-- Exercise prompt --
Look over the lines below. Report each one that includes the string "Evaporation".

_ _ _ _ _ _ _

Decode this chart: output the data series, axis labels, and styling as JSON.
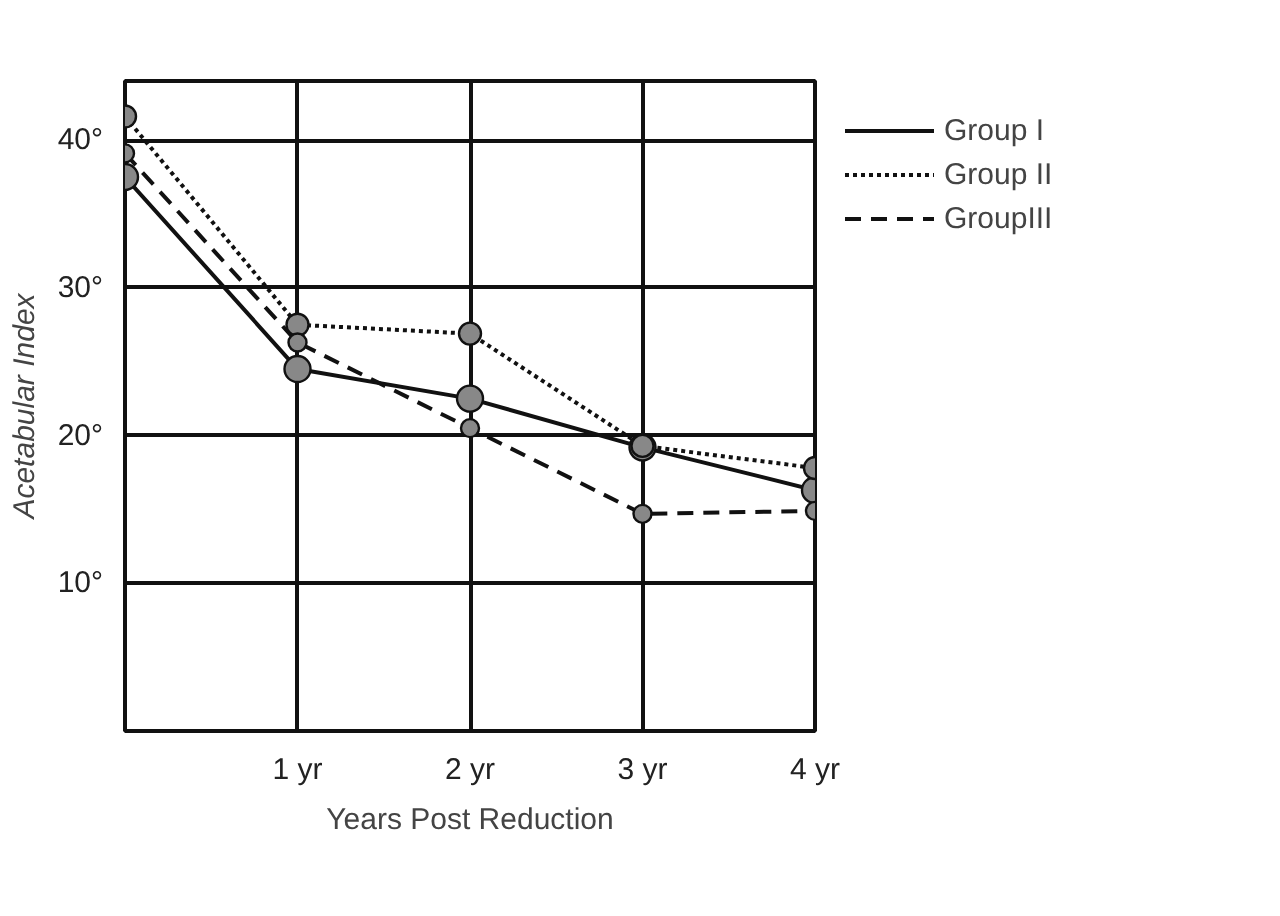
{
  "chart_data": {
    "type": "line",
    "xlabel": "Years Post Reduction",
    "ylabel": "Acetabular Index",
    "x": [
      0,
      1,
      2,
      3,
      4
    ],
    "xlim": [
      0,
      4
    ],
    "xticks": [
      {
        "value": 1,
        "label": "1 yr"
      },
      {
        "value": 2,
        "label": "2 yr"
      },
      {
        "value": 3,
        "label": "3 yr"
      },
      {
        "value": 4,
        "label": "4 yr"
      }
    ],
    "ylim": [
      0,
      44
    ],
    "yticks": [
      {
        "value": 10,
        "label": "10°"
      },
      {
        "value": 20,
        "label": "20°"
      },
      {
        "value": 30,
        "label": "30°"
      },
      {
        "value": 40,
        "label": "40°"
      }
    ],
    "grid": true,
    "legend": "top right",
    "marker": "circle",
    "series": [
      {
        "name": "Group I",
        "color": "#111111",
        "line_style": "solid",
        "values": [
          37.5,
          24.5,
          22.5,
          19.2,
          16.3
        ]
      },
      {
        "name": "Group II",
        "color": "#111111",
        "line_style": "dotted",
        "values": [
          41.6,
          27.5,
          26.9,
          19.3,
          17.8
        ]
      },
      {
        "name": "GroupIII",
        "color": "#111111",
        "line_style": "dashed",
        "values": [
          39.1,
          26.3,
          20.5,
          14.7,
          14.9
        ]
      }
    ]
  }
}
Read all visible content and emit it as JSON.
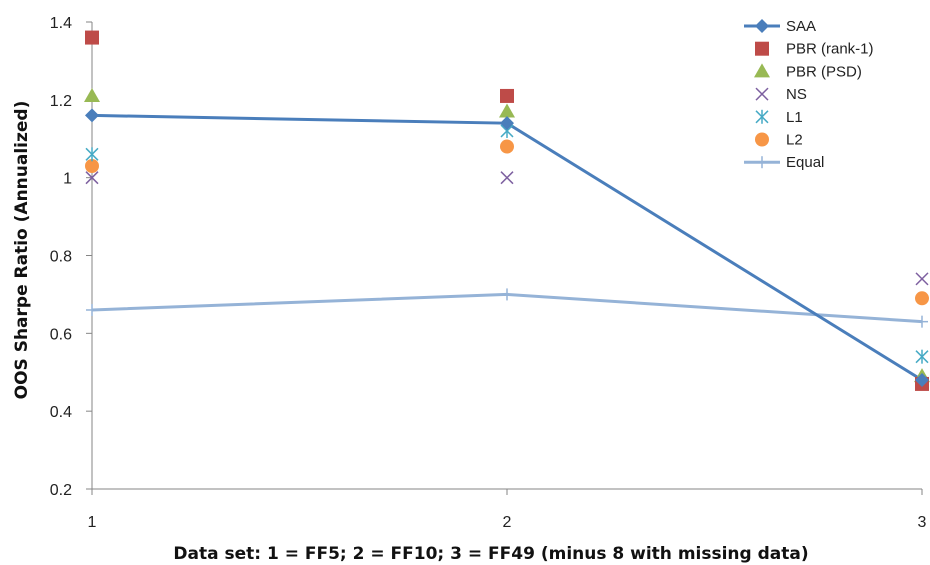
{
  "chart_data": {
    "type": "line",
    "title": "",
    "xlabel": "Data set: 1 = FF5; 2 = FF10; 3 = FF49 (minus 8 with missing data)",
    "ylabel": "OOS  Sharpe Ratio (Annualized)",
    "x": [
      1,
      2,
      3
    ],
    "x_ticks": [
      "1",
      "2",
      "3"
    ],
    "xlim": [
      1,
      3
    ],
    "ylim": [
      0.2,
      1.4
    ],
    "y_ticks": [
      "0.2",
      "0.4",
      "0.6",
      "0.8",
      "1",
      "1.2",
      "1.4"
    ],
    "grid": false,
    "legend_position": "top-right",
    "series": [
      {
        "name": "SAA",
        "values": [
          1.16,
          1.14,
          0.48
        ],
        "color": "#4a7ebb",
        "marker": "diamond",
        "line": true
      },
      {
        "name": "PBR (rank-1)",
        "values": [
          1.36,
          1.21,
          0.47
        ],
        "color": "#be4b48",
        "marker": "square",
        "line": false
      },
      {
        "name": "PBR (PSD)",
        "values": [
          1.21,
          1.17,
          0.49
        ],
        "color": "#98b954",
        "marker": "triangle",
        "line": false
      },
      {
        "name": "NS",
        "values": [
          1.0,
          1.0,
          0.74
        ],
        "color": "#7d60a0",
        "marker": "x",
        "line": false
      },
      {
        "name": "L1",
        "values": [
          1.06,
          1.12,
          0.54
        ],
        "color": "#46aac5",
        "marker": "star",
        "line": false
      },
      {
        "name": "L2",
        "values": [
          1.03,
          1.08,
          0.69
        ],
        "color": "#f79646",
        "marker": "circle",
        "line": false
      },
      {
        "name": "Equal",
        "values": [
          0.66,
          0.7,
          0.63
        ],
        "color": "#95b3d7",
        "marker": "plus",
        "line": true
      }
    ]
  }
}
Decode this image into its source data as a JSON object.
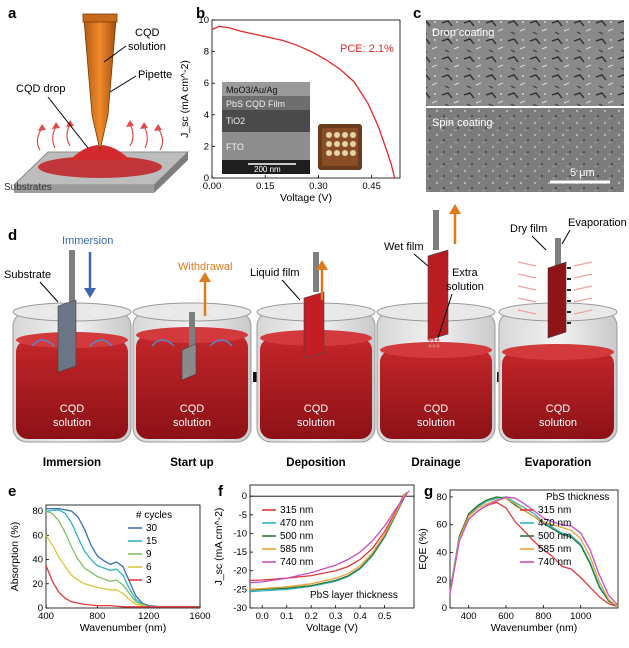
{
  "panels": {
    "a": {
      "letter": "a",
      "labels": {
        "cqd_solution": "CQD solution",
        "cqd_solution_l1": "CQD",
        "cqd_solution_l2": "solution",
        "pipette": "Pipette",
        "cqd_drop": "CQD drop",
        "substrates": "Substrates"
      }
    },
    "b": {
      "letter": "b",
      "pce": "PCE: 2.1%",
      "xlabel": "Voltage (V)",
      "ylabel": "J_sc (mA cm^-2)",
      "scale_bar": "200 nm",
      "stack_layers": [
        "MoO3/Au/Ag",
        "PbS CQD Film",
        "TiO2",
        "FTO"
      ]
    },
    "c": {
      "letter": "c",
      "top_label": "Drop coating",
      "bottom_label": "Spin coating",
      "scale_bar": "5 μm"
    },
    "d": {
      "letter": "d",
      "stages": [
        {
          "name": "Immersion",
          "solution_l1": "CQD",
          "solution_l2": "solution"
        },
        {
          "name": "Start up",
          "solution_l1": "CQD",
          "solution_l2": "solution"
        },
        {
          "name": "Deposition",
          "solution_l1": "CQD",
          "solution_l2": "solution"
        },
        {
          "name": "Drainage",
          "solution_l1": "CQD",
          "solution_l2": "solution"
        },
        {
          "name": "Evaporation",
          "solution_l1": "CQD",
          "solution_l2": "solution"
        }
      ],
      "annotations": {
        "immersion": "Immersion",
        "substrate": "Substrate",
        "withdrawal": "Withdrawal",
        "liquid_film": "Liquid film",
        "wet_film": "Wet film",
        "extra_solution_l1": "Extra",
        "extra_solution_l2": "solution",
        "dry_film": "Dry film",
        "evaporation": "Evaporation"
      }
    },
    "e": {
      "letter": "e"
    },
    "f": {
      "letter": "f"
    },
    "g": {
      "letter": "g"
    }
  },
  "chart_data": [
    {
      "id": "b",
      "type": "line",
      "xlabel": "Voltage (V)",
      "ylabel": "J_sc (mA cm^-2)",
      "xlim": [
        0.0,
        0.53
      ],
      "ylim": [
        0,
        10
      ],
      "xticks": [
        "0.00",
        "0.15",
        "0.30",
        "0.45"
      ],
      "yticks": [
        "0",
        "2",
        "4",
        "6",
        "8",
        "10"
      ],
      "series": [
        {
          "color": "#e02a2a",
          "x": [
            0.0,
            0.02,
            0.05,
            0.08,
            0.12,
            0.16,
            0.2,
            0.24,
            0.28,
            0.32,
            0.36,
            0.4,
            0.44,
            0.47,
            0.49,
            0.505,
            0.515
          ],
          "y": [
            9.4,
            9.6,
            9.5,
            9.3,
            9.1,
            8.9,
            8.7,
            8.4,
            8.0,
            7.5,
            6.9,
            6.1,
            4.7,
            3.2,
            1.9,
            0.9,
            0.0
          ]
        }
      ]
    },
    {
      "id": "e",
      "type": "line",
      "xlabel": "Wavenumber (nm)",
      "ylabel": "Absorption (%)",
      "xlim": [
        400,
        1600
      ],
      "ylim": [
        0,
        85
      ],
      "xticks": [
        "400",
        "800",
        "1200",
        "1600"
      ],
      "yticks": [
        "0",
        "20",
        "40",
        "60",
        "80"
      ],
      "legend_title": "# cycles",
      "series": [
        {
          "name": "30",
          "color": "#3a6fb0",
          "x": [
            400,
            500,
            600,
            650,
            700,
            750,
            800,
            850,
            900,
            950,
            1000,
            1050,
            1100,
            1150,
            1200,
            1300,
            1600
          ],
          "y": [
            82,
            82,
            80,
            75,
            65,
            52,
            43,
            39,
            36,
            38,
            34,
            22,
            10,
            4,
            2,
            1,
            1
          ]
        },
        {
          "name": "15",
          "color": "#2fb4c4",
          "x": [
            400,
            500,
            550,
            600,
            650,
            700,
            750,
            800,
            850,
            900,
            950,
            1000,
            1050,
            1100,
            1150,
            1200,
            1600
          ],
          "y": [
            80,
            81,
            78,
            70,
            58,
            47,
            40,
            35,
            33,
            31,
            32,
            27,
            16,
            7,
            3,
            1,
            1
          ]
        },
        {
          "name": "9",
          "color": "#7dc462",
          "x": [
            400,
            450,
            500,
            550,
            600,
            650,
            700,
            800,
            900,
            950,
            1000,
            1050,
            1100,
            1200,
            1600
          ],
          "y": [
            80,
            78,
            72,
            62,
            50,
            40,
            33,
            26,
            22,
            23,
            19,
            12,
            5,
            1,
            1
          ]
        },
        {
          "name": "6",
          "color": "#e0c43a",
          "x": [
            400,
            450,
            500,
            550,
            600,
            650,
            700,
            800,
            900,
            950,
            1000,
            1050,
            1100,
            1200,
            1600
          ],
          "y": [
            60,
            52,
            42,
            34,
            27,
            23,
            20,
            17,
            15,
            15,
            12,
            7,
            3,
            1,
            1
          ]
        },
        {
          "name": "3",
          "color": "#e03a3a",
          "x": [
            400,
            450,
            500,
            550,
            600,
            700,
            800,
            900,
            1000,
            1100,
            1200,
            1600
          ],
          "y": [
            35,
            22,
            13,
            8,
            5,
            3,
            2,
            2,
            1,
            1,
            1,
            1
          ]
        }
      ]
    },
    {
      "id": "f",
      "type": "line",
      "xlabel": "Voltage (V)",
      "ylabel": "J_sc (mA cm^-2)",
      "xlim": [
        -0.05,
        0.62
      ],
      "ylim": [
        -30,
        3
      ],
      "xticks": [
        "0.0",
        "0.1",
        "0.2",
        "0.3",
        "0.4",
        "0.5"
      ],
      "yticks": [
        "0",
        "-5",
        "-10",
        "-15",
        "-20",
        "-25",
        "-30"
      ],
      "annotation": "PbS layer thickness",
      "series": [
        {
          "name": "315 nm",
          "color": "#e03a3a",
          "x": [
            -0.05,
            0.0,
            0.1,
            0.2,
            0.3,
            0.35,
            0.4,
            0.45,
            0.5,
            0.55,
            0.58
          ],
          "y": [
            -22.6,
            -22.5,
            -22.0,
            -21.3,
            -20.0,
            -18.9,
            -17.0,
            -14.0,
            -9.5,
            -3.5,
            0.5
          ]
        },
        {
          "name": "470 nm",
          "color": "#2fb4c4",
          "x": [
            -0.05,
            0.0,
            0.1,
            0.2,
            0.3,
            0.35,
            0.4,
            0.45,
            0.5,
            0.55,
            0.59
          ],
          "y": [
            -25.6,
            -25.4,
            -25.0,
            -24.2,
            -22.8,
            -21.6,
            -19.5,
            -16.0,
            -11.0,
            -4.5,
            1.0
          ]
        },
        {
          "name": "500 nm",
          "color": "#2e7a3a",
          "x": [
            -0.05,
            0.0,
            0.1,
            0.2,
            0.3,
            0.35,
            0.4,
            0.45,
            0.5,
            0.55,
            0.59
          ],
          "y": [
            -25.2,
            -25.0,
            -24.7,
            -24.0,
            -22.6,
            -21.4,
            -19.3,
            -15.8,
            -10.8,
            -4.2,
            1.0
          ]
        },
        {
          "name": "585 nm",
          "color": "#e8a23a",
          "x": [
            -0.05,
            0.0,
            0.1,
            0.2,
            0.3,
            0.35,
            0.4,
            0.45,
            0.5,
            0.55,
            0.585
          ],
          "y": [
            -25.0,
            -24.8,
            -24.3,
            -23.5,
            -22.0,
            -20.8,
            -18.7,
            -15.2,
            -10.3,
            -4.0,
            0.8
          ]
        },
        {
          "name": "740 nm",
          "color": "#c84fc8",
          "x": [
            -0.05,
            0.0,
            0.1,
            0.2,
            0.3,
            0.35,
            0.4,
            0.45,
            0.5,
            0.55,
            0.6
          ],
          "y": [
            -23.2,
            -23.0,
            -22.0,
            -20.5,
            -18.5,
            -17.0,
            -15.0,
            -12.0,
            -8.0,
            -3.0,
            1.5
          ]
        }
      ]
    },
    {
      "id": "g",
      "type": "line",
      "xlabel": "Wavenumber (nm)",
      "ylabel": "EQE (%)",
      "xlim": [
        300,
        1200
      ],
      "ylim": [
        0,
        85
      ],
      "xticks": [
        "400",
        "600",
        "800",
        "1000"
      ],
      "yticks": [
        "0",
        "20",
        "40",
        "60",
        "80"
      ],
      "legend_title": "PbS thickness",
      "series": [
        {
          "name": "315 nm",
          "color": "#e03a3a",
          "x": [
            300,
            350,
            400,
            450,
            500,
            550,
            600,
            650,
            700,
            750,
            800,
            850,
            900,
            950,
            1000,
            1050,
            1100,
            1150,
            1200
          ],
          "y": [
            12,
            50,
            64,
            70,
            74,
            76,
            72,
            62,
            55,
            48,
            42,
            37,
            30,
            28,
            22,
            15,
            8,
            3,
            1
          ]
        },
        {
          "name": "470 nm",
          "color": "#2fb4c4",
          "x": [
            300,
            350,
            400,
            450,
            500,
            550,
            600,
            650,
            700,
            750,
            800,
            850,
            900,
            950,
            1000,
            1050,
            1100,
            1150,
            1200
          ],
          "y": [
            12,
            52,
            67,
            73,
            77,
            79,
            80,
            76,
            72,
            68,
            62,
            58,
            54,
            52,
            46,
            33,
            16,
            5,
            1
          ]
        },
        {
          "name": "500 nm",
          "color": "#2e7a3a",
          "x": [
            300,
            350,
            400,
            450,
            500,
            550,
            600,
            650,
            700,
            750,
            800,
            850,
            900,
            950,
            1000,
            1050,
            1100,
            1150,
            1200
          ],
          "y": [
            11,
            51,
            68,
            74,
            78,
            80,
            79,
            74,
            70,
            66,
            61,
            57,
            53,
            51,
            45,
            32,
            15,
            5,
            1
          ]
        },
        {
          "name": "585 nm",
          "color": "#e8a23a",
          "x": [
            300,
            350,
            400,
            450,
            500,
            550,
            600,
            650,
            700,
            750,
            800,
            850,
            900,
            950,
            1000,
            1050,
            1100,
            1150,
            1200
          ],
          "y": [
            11,
            50,
            66,
            72,
            75,
            78,
            79,
            75,
            70,
            66,
            62,
            60,
            58,
            56,
            50,
            37,
            19,
            6,
            1
          ]
        },
        {
          "name": "740 nm",
          "color": "#c84fc8",
          "x": [
            300,
            350,
            400,
            450,
            500,
            550,
            600,
            650,
            700,
            750,
            800,
            850,
            900,
            950,
            1000,
            1050,
            1100,
            1150,
            1200
          ],
          "y": [
            10,
            48,
            64,
            70,
            74,
            77,
            80,
            79,
            75,
            70,
            65,
            62,
            60,
            59,
            54,
            42,
            24,
            9,
            2
          ]
        }
      ]
    }
  ]
}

_ _ _ _ _ _ _

-- Result of the exercise --
          "name": "Evaporation",
        "evaporation": "Evaporation"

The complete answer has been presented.